#### [WHAT YOU WILL DO]
Return all lines that include the string "structured".

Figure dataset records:

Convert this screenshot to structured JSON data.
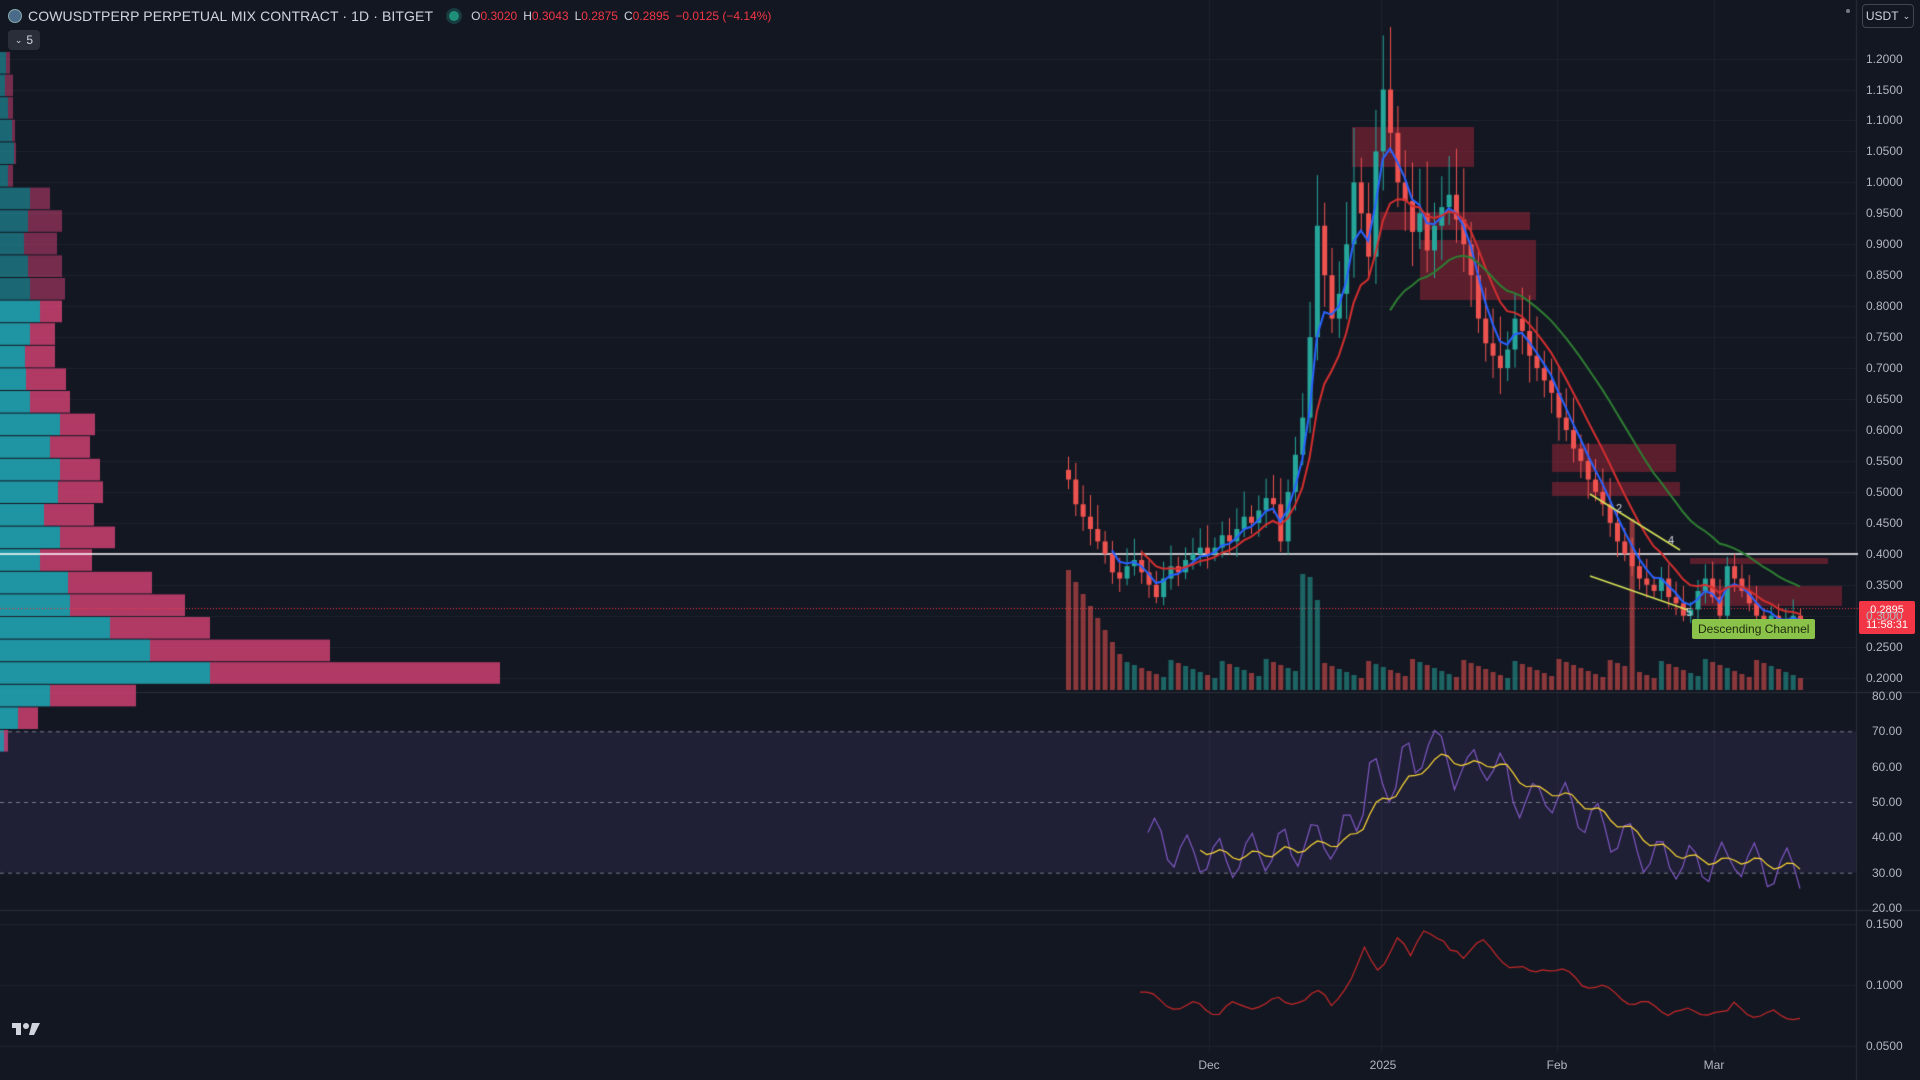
{
  "header": {
    "symbol_text": "COWUSDTPERP PERPETUAL MIX CONTRACT · 1D · BITGET",
    "open_key": "O",
    "open": "0.3020",
    "high_key": "H",
    "high": "0.3043",
    "low_key": "L",
    "low": "0.2875",
    "close_key": "C",
    "close": "0.2895",
    "change": "−0.0125 (−4.14%)"
  },
  "indicator_toggle": {
    "label": "5"
  },
  "currency": {
    "label": "USDT"
  },
  "price_tag": {
    "price": "0.2895",
    "countdown": "11:58:31"
  },
  "annotation": {
    "channel_label": "Descending Channel",
    "wave_labels": [
      "2",
      "4",
      "5"
    ]
  },
  "price_axis": {
    "ticks": [
      "1.2000",
      "1.1500",
      "1.1000",
      "1.0500",
      "1.0000",
      "0.9500",
      "0.9000",
      "0.8500",
      "0.8000",
      "0.7500",
      "0.7000",
      "0.6500",
      "0.6000",
      "0.5500",
      "0.5000",
      "0.4500",
      "0.4000",
      "0.3500",
      "0.3000",
      "0.2500",
      "0.2000"
    ]
  },
  "rsi_axis": {
    "ticks": [
      "80.00",
      "70.00",
      "60.00",
      "50.00",
      "40.00",
      "30.00",
      "20.00"
    ]
  },
  "lower_axis": {
    "ticks": [
      "0.1500",
      "0.1000",
      "0.0500"
    ]
  },
  "time_axis": {
    "ticks": [
      "Dec",
      "2025",
      "Feb",
      "Mar"
    ]
  },
  "colors": {
    "up": "#26a69a",
    "down": "#ef5350",
    "ema_fast": "#2962ff",
    "ema_mid": "#d32f2f",
    "ema_slow": "#2e7d32",
    "rsi": "#7e57c2",
    "rsi_ma": "#fdd835",
    "vp_up": "#22aab8",
    "vp_down": "#d94477",
    "lower_line": "#c62828",
    "channel": "#d4e157"
  },
  "chart_data": {
    "type": "candlestick",
    "closes": [
      0.52,
      0.48,
      0.46,
      0.44,
      0.42,
      0.4,
      0.37,
      0.36,
      0.38,
      0.39,
      0.37,
      0.35,
      0.33,
      0.36,
      0.38,
      0.37,
      0.39,
      0.4,
      0.41,
      0.4,
      0.41,
      0.43,
      0.42,
      0.44,
      0.46,
      0.45,
      0.47,
      0.49,
      0.48,
      0.42,
      0.5,
      0.56,
      0.62,
      0.75,
      0.93,
      0.85,
      0.78,
      0.82,
      0.9,
      1.0,
      0.95,
      0.88,
      1.05,
      1.15,
      1.08,
      1.0,
      0.97,
      0.92,
      0.95,
      0.89,
      0.93,
      0.96,
      0.98,
      0.94,
      0.9,
      0.85,
      0.78,
      0.74,
      0.72,
      0.7,
      0.73,
      0.78,
      0.76,
      0.72,
      0.7,
      0.68,
      0.66,
      0.62,
      0.6,
      0.57,
      0.55,
      0.52,
      0.5,
      0.48,
      0.45,
      0.42,
      0.4,
      0.38,
      0.36,
      0.35,
      0.34,
      0.36,
      0.33,
      0.32,
      0.3,
      0.31,
      0.34,
      0.36,
      0.33,
      0.3,
      0.38,
      0.36,
      0.34,
      0.32,
      0.3,
      0.29,
      0.3,
      0.28,
      0.29,
      0.3,
      0.29
    ],
    "rsi_ylim": [
      20,
      80
    ],
    "price_ylim": [
      0.18,
      1.23
    ]
  }
}
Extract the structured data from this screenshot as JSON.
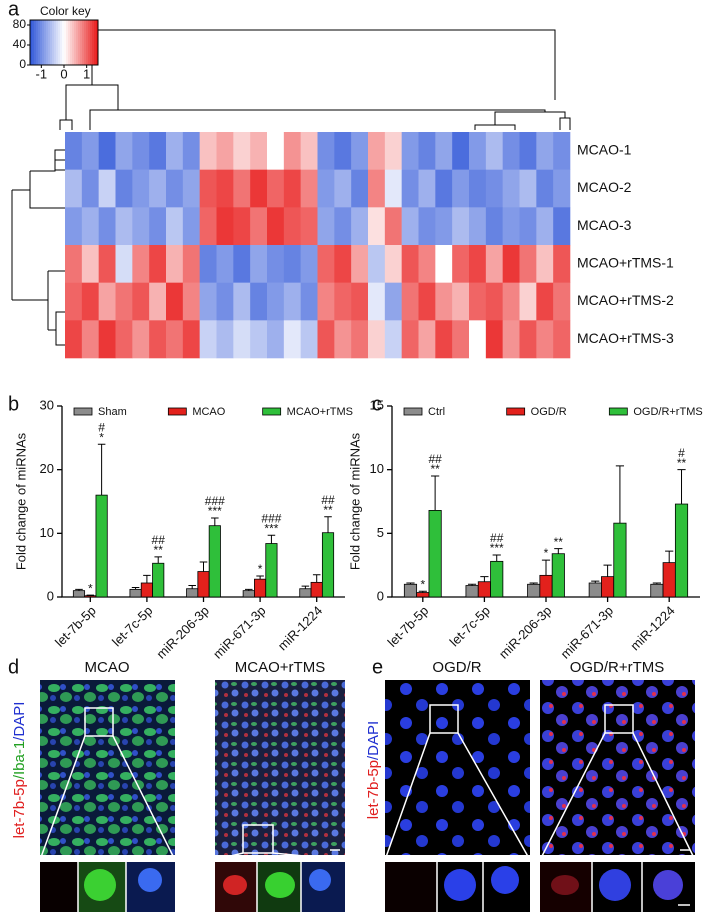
{
  "panel_labels": [
    "a",
    "b",
    "c",
    "d",
    "e"
  ],
  "chart_data": [
    {
      "type": "heatmap",
      "rows": [
        "MCAO-1",
        "MCAO-2",
        "MCAO-3",
        "MCAO+rTMS-1",
        "MCAO+rTMS-2",
        "MCAO+rTMS-3"
      ],
      "values": [
        [
          -1.1,
          -0.9,
          -1.3,
          -0.8,
          -1.0,
          -1.2,
          -0.7,
          -1.0,
          0.4,
          0.6,
          0.3,
          0.5,
          0.0,
          0.7,
          0.4,
          -1.0,
          -1.2,
          -0.9,
          0.6,
          0.3,
          -0.9,
          -1.1,
          -0.8,
          -1.3,
          -0.9,
          -0.6,
          -1.0,
          -1.2,
          -0.8,
          -1.0
        ],
        [
          -0.6,
          -1.0,
          -0.4,
          -1.1,
          -0.9,
          -0.7,
          -1.0,
          -0.8,
          1.1,
          1.2,
          0.9,
          1.3,
          1.0,
          1.2,
          0.8,
          -0.9,
          -0.7,
          -1.1,
          0.8,
          -0.2,
          -1.0,
          -0.7,
          -1.2,
          -0.9,
          -1.1,
          -1.0,
          -0.8,
          -0.6,
          -1.1,
          -0.9
        ],
        [
          -0.9,
          -0.7,
          -1.0,
          -0.6,
          -0.8,
          -1.0,
          -0.5,
          -0.9,
          1.0,
          1.3,
          1.2,
          0.9,
          1.3,
          1.1,
          1.0,
          -0.8,
          -1.0,
          -0.7,
          0.2,
          0.9,
          -0.7,
          -1.0,
          -0.9,
          -0.6,
          -0.8,
          -1.1,
          -0.9,
          -1.0,
          -0.7,
          -1.2
        ],
        [
          0.9,
          0.4,
          1.1,
          -0.3,
          0.8,
          1.2,
          0.5,
          0.9,
          -1.1,
          -0.9,
          -1.2,
          -0.8,
          -1.0,
          -1.1,
          -0.9,
          1.0,
          1.2,
          0.6,
          -0.5,
          0.3,
          1.1,
          0.8,
          0.0,
          1.0,
          1.2,
          0.6,
          1.3,
          0.9,
          0.4,
          1.1
        ],
        [
          1.0,
          1.2,
          0.6,
          0.9,
          1.1,
          0.5,
          1.3,
          0.8,
          -0.8,
          -1.0,
          -0.6,
          -1.1,
          -0.9,
          -0.7,
          -1.0,
          0.8,
          1.0,
          1.1,
          -0.2,
          -0.8,
          0.9,
          1.2,
          0.7,
          0.5,
          1.0,
          1.1,
          0.8,
          0.3,
          1.2,
          0.9
        ],
        [
          1.2,
          0.8,
          1.3,
          1.0,
          0.7,
          1.1,
          0.9,
          1.2,
          -0.4,
          -0.6,
          -0.3,
          -0.5,
          -0.7,
          -0.2,
          -0.5,
          1.1,
          0.7,
          0.9,
          0.3,
          -0.4,
          1.0,
          0.6,
          1.2,
          0.9,
          0.0,
          1.3,
          0.7,
          1.1,
          0.8,
          1.0
        ]
      ],
      "clim": [
        -1.5,
        1.5
      ],
      "low_color": "#2f56d8",
      "high_color": "#e81818",
      "color_key": {
        "title": "Color key",
        "xticks": [
          -1,
          0,
          1
        ],
        "ylim": [
          0,
          90
        ],
        "yticks": [
          0,
          40,
          80
        ]
      }
    },
    {
      "type": "bar",
      "ylabel": "Fold change of miRNAs",
      "categories": [
        "let-7b-5p",
        "let-7c-5p",
        "miR-206-3p",
        "miR-671-3p",
        "miR-1224"
      ],
      "series": [
        {
          "name": "Sham",
          "color": "#8c8c8c",
          "values": [
            1.0,
            1.2,
            1.3,
            1.0,
            1.3
          ],
          "errors": [
            0.2,
            0.3,
            0.5,
            0.2,
            0.4
          ],
          "significance": [
            null,
            null,
            null,
            null,
            null
          ]
        },
        {
          "name": "MCAO",
          "color": "#e3211c",
          "values": [
            0.2,
            2.2,
            4.0,
            2.8,
            2.3
          ],
          "errors": [
            0.1,
            1.2,
            1.5,
            0.5,
            1.2
          ],
          "significance": [
            [
              "*"
            ],
            null,
            null,
            [
              "*"
            ],
            null
          ]
        },
        {
          "name": "MCAO+rTMS",
          "color": "#2fbf3a",
          "values": [
            16.0,
            5.3,
            11.2,
            8.4,
            10.1
          ],
          "errors": [
            8.0,
            1.0,
            1.2,
            1.3,
            2.5
          ],
          "significance": [
            [
              "#",
              "*"
            ],
            [
              "##",
              "**"
            ],
            [
              "###",
              "***"
            ],
            [
              "###",
              "***"
            ],
            [
              "##",
              "**"
            ]
          ]
        }
      ],
      "ylim": [
        0,
        30
      ],
      "yticks": [
        0,
        10,
        20,
        30
      ],
      "legend": "top"
    },
    {
      "type": "bar",
      "ylabel": "Fold change of miRNAs",
      "categories": [
        "let-7b-5p",
        "let-7c-5p",
        "miR-206-3p",
        "miR-671-3p",
        "miR-1224"
      ],
      "series": [
        {
          "name": "Ctrl",
          "color": "#8c8c8c",
          "values": [
            1.0,
            0.9,
            1.0,
            1.1,
            1.0
          ],
          "errors": [
            0.1,
            0.1,
            0.1,
            0.15,
            0.1
          ],
          "significance": [
            null,
            null,
            null,
            null,
            null
          ]
        },
        {
          "name": "OGD/R",
          "color": "#e3211c",
          "values": [
            0.35,
            1.2,
            1.7,
            1.6,
            2.7
          ],
          "errors": [
            0.1,
            0.4,
            1.2,
            0.9,
            0.9
          ],
          "significance": [
            [
              "*"
            ],
            null,
            [
              "*"
            ],
            null,
            null
          ]
        },
        {
          "name": "OGD/R+rTMS",
          "color": "#2fbf3a",
          "values": [
            6.8,
            2.8,
            3.4,
            5.8,
            7.3
          ],
          "errors": [
            2.7,
            0.5,
            0.4,
            4.5,
            2.7
          ],
          "significance": [
            [
              "##",
              "**"
            ],
            [
              "##",
              "***"
            ],
            [
              "**"
            ],
            null,
            [
              "#",
              "**"
            ]
          ]
        }
      ],
      "ylim": [
        0,
        15
      ],
      "yticks": [
        0,
        5,
        10,
        15
      ],
      "legend": "top"
    }
  ],
  "micrographs": {
    "d": {
      "headers": [
        "MCAO",
        "MCAO+rTMS"
      ],
      "stain": [
        {
          "text": "let-7b-5p",
          "color": "#e02020"
        },
        {
          "text": "/Iba-1",
          "color": "#22a022"
        },
        {
          "text": "/DAPI",
          "color": "#2030d0"
        }
      ]
    },
    "e": {
      "headers": [
        "OGD/R",
        "OGD/R+rTMS"
      ],
      "stain": [
        {
          "text": "let-7b-5p",
          "color": "#e02020"
        },
        {
          "text": "/DAPI",
          "color": "#2030d0"
        }
      ]
    }
  }
}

#### [RESPONSE TO THIS TASK]
Convert this screenshot to structured JSON data.
Extract the structured data from this screenshot as JSON.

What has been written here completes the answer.